[Recorded data]
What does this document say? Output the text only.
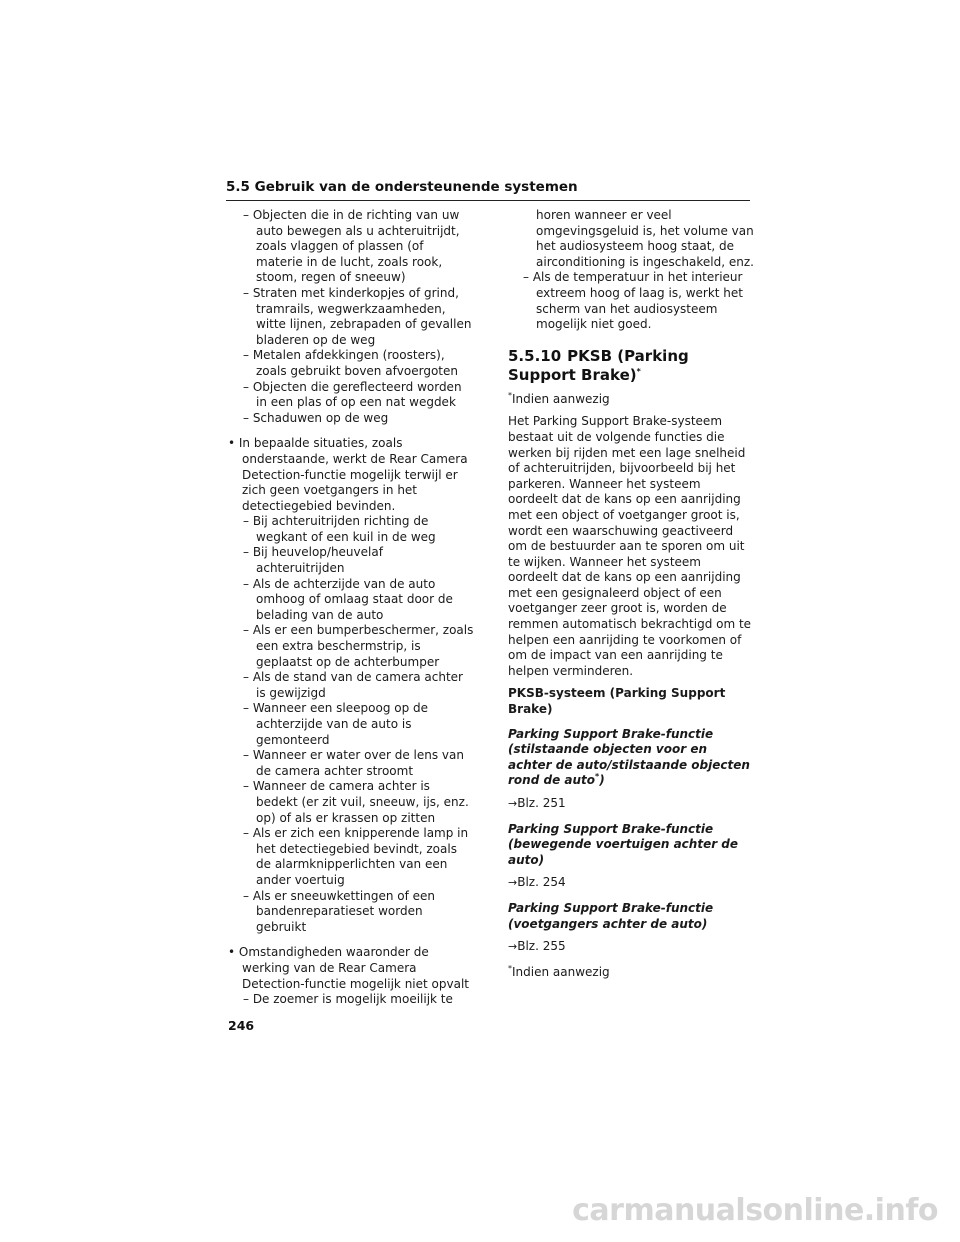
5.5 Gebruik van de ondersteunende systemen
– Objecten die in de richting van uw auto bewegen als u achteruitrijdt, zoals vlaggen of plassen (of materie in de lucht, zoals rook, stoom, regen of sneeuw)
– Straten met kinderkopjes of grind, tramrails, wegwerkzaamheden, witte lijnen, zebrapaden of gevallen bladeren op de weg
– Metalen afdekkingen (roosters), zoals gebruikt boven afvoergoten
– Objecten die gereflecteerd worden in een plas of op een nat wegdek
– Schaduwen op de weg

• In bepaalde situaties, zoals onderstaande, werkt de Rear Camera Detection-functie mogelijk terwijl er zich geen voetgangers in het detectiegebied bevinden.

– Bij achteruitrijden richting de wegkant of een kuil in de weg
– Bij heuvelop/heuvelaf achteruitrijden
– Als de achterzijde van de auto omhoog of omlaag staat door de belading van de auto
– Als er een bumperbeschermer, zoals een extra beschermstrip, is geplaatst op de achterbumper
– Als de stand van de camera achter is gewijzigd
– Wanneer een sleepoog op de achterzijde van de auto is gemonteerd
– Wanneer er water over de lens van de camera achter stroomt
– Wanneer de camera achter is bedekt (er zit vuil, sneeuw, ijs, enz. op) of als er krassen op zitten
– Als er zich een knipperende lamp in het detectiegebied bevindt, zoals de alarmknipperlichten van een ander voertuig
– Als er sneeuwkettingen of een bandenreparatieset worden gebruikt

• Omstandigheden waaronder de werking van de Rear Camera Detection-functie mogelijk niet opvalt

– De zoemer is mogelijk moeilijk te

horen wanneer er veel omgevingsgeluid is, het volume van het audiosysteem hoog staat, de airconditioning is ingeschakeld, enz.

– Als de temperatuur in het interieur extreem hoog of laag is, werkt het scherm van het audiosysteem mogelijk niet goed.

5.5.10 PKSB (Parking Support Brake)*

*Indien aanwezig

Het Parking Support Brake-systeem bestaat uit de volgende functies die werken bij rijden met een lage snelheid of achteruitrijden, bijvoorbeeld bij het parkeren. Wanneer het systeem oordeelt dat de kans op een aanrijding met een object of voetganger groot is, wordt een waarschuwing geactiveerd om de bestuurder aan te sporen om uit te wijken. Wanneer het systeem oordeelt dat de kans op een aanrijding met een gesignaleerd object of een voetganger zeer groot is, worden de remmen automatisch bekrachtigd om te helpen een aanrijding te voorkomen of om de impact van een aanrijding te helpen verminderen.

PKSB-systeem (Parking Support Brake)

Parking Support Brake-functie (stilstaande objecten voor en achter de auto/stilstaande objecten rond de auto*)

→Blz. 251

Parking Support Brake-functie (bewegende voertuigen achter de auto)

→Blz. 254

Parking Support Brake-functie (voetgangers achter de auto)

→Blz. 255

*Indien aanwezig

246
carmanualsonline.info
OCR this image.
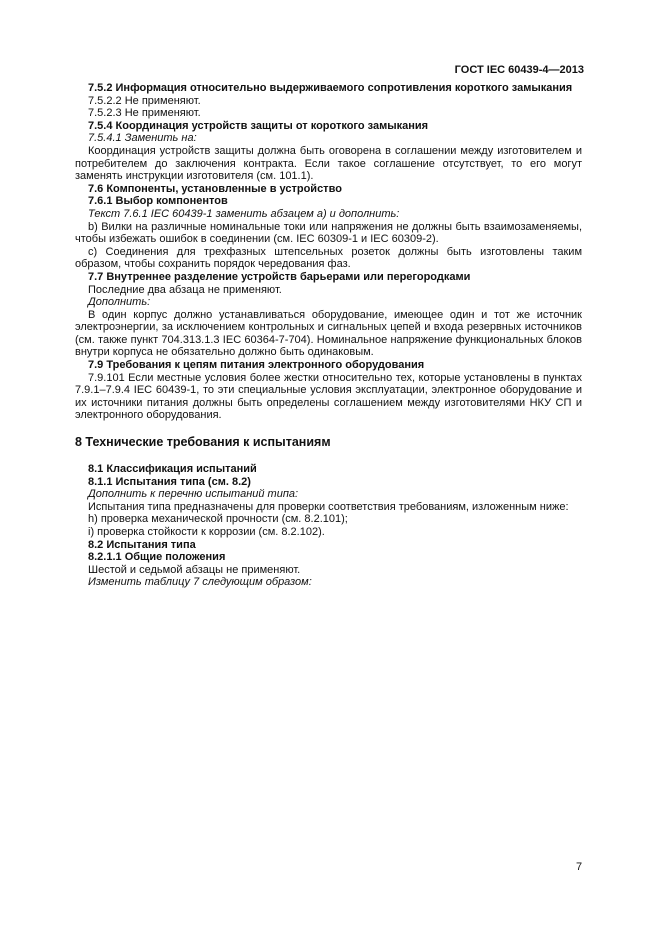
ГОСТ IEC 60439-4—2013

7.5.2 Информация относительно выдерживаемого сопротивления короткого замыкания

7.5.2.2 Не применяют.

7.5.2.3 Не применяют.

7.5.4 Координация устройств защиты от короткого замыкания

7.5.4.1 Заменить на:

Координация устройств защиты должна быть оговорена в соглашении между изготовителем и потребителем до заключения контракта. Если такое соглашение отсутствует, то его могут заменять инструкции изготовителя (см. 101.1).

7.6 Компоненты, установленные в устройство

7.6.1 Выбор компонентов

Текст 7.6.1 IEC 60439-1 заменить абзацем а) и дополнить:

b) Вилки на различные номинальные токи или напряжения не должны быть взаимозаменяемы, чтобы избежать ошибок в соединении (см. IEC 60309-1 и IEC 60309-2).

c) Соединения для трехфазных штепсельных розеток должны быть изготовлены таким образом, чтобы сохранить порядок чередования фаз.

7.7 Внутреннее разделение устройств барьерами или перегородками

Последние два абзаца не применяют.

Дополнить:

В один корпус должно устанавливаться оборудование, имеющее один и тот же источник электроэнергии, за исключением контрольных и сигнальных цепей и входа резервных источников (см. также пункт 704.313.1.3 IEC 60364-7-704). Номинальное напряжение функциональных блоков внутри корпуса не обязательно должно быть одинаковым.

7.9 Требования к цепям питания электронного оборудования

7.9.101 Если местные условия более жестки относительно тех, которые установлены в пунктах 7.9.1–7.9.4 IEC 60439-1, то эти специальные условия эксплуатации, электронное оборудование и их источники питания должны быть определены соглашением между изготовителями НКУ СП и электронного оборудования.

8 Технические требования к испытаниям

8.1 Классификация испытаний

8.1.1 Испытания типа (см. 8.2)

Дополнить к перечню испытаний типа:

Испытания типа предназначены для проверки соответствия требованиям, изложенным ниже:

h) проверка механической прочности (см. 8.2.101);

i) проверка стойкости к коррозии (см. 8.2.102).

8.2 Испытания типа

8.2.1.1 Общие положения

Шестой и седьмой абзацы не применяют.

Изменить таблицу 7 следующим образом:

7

--

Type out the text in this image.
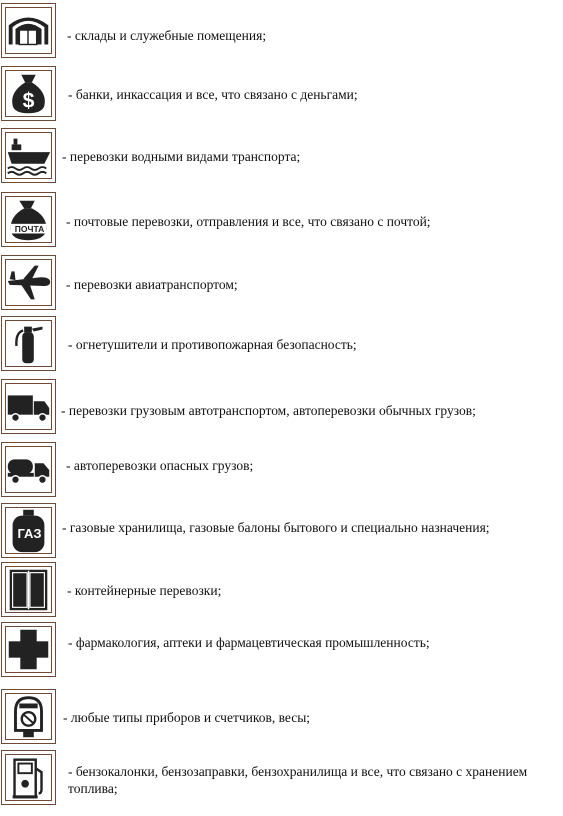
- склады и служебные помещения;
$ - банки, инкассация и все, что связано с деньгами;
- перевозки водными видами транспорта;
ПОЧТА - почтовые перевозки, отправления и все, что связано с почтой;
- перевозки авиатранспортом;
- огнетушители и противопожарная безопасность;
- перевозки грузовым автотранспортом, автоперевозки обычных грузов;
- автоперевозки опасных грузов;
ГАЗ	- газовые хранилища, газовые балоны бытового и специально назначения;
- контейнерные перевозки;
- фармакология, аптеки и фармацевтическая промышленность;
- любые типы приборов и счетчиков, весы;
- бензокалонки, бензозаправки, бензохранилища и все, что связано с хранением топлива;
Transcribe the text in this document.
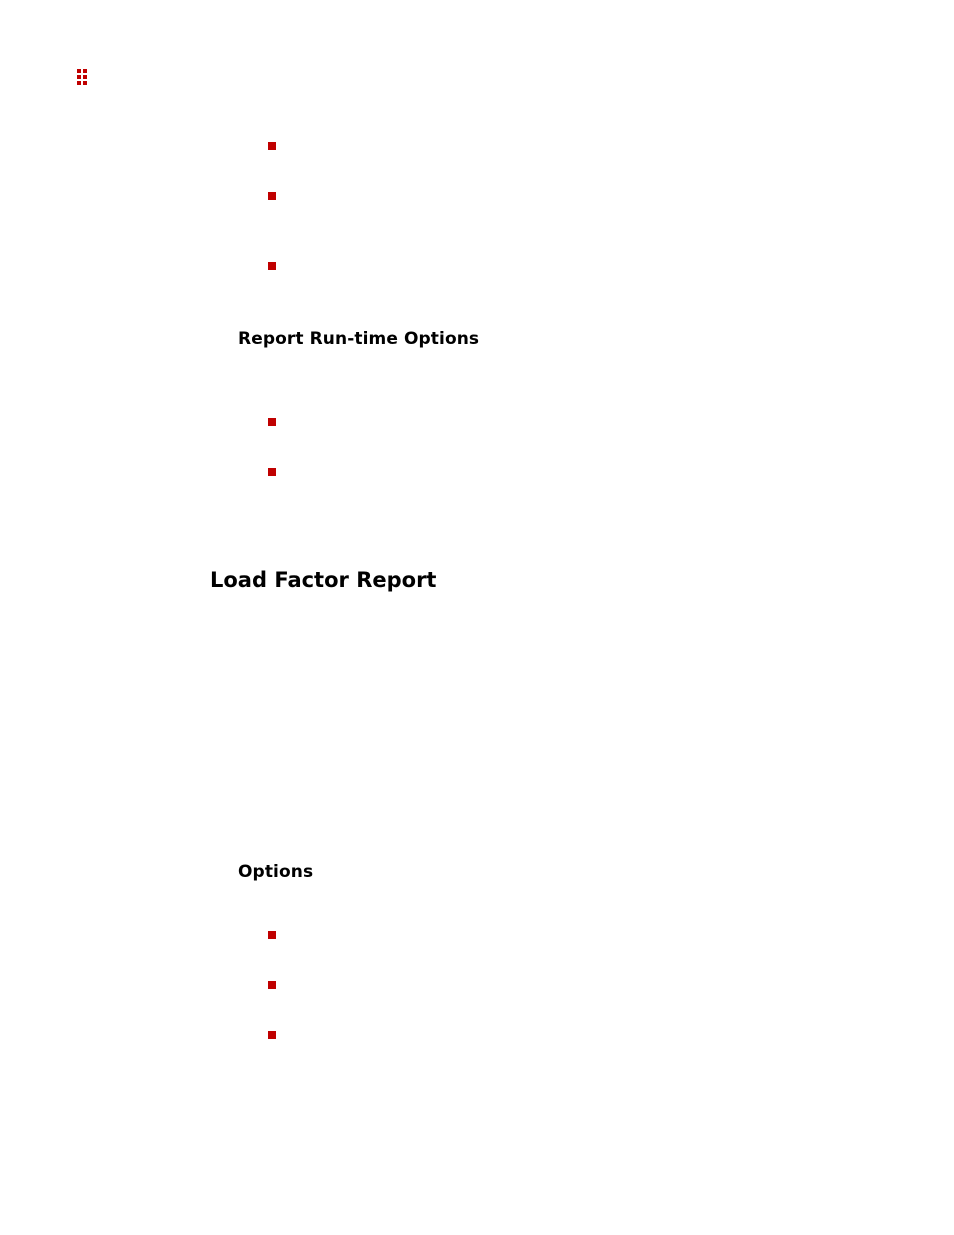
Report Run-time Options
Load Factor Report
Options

What is expected: Check each line of the entries for the string "замыкания". Copy the lines that have it.

Full answer:
7.5.2 Информация относительно выдерживаемого сопротивления короткого замыкания
7.5.4 Координация устройств защиты от короткого замыкания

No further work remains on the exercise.